Given task => Using the listing below, please gather every line containing the word "индивидуальных".

Data supplied =>
--
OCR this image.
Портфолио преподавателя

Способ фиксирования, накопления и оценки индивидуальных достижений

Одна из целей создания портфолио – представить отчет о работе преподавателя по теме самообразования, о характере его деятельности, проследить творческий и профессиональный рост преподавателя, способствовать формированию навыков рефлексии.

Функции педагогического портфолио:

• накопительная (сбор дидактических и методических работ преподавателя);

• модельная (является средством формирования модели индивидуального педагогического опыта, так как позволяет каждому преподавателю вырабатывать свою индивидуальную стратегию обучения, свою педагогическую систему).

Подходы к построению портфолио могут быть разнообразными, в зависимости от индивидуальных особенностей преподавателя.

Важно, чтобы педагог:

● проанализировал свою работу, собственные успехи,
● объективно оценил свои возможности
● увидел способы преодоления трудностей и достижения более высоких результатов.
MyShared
--
Task solution =>
Способ фиксирования, накопления и оценки индивидуальных достижений
Подходы к построению портфолио могут быть разнообразными, в зависимости от индивидуальных особенностей преподавателя.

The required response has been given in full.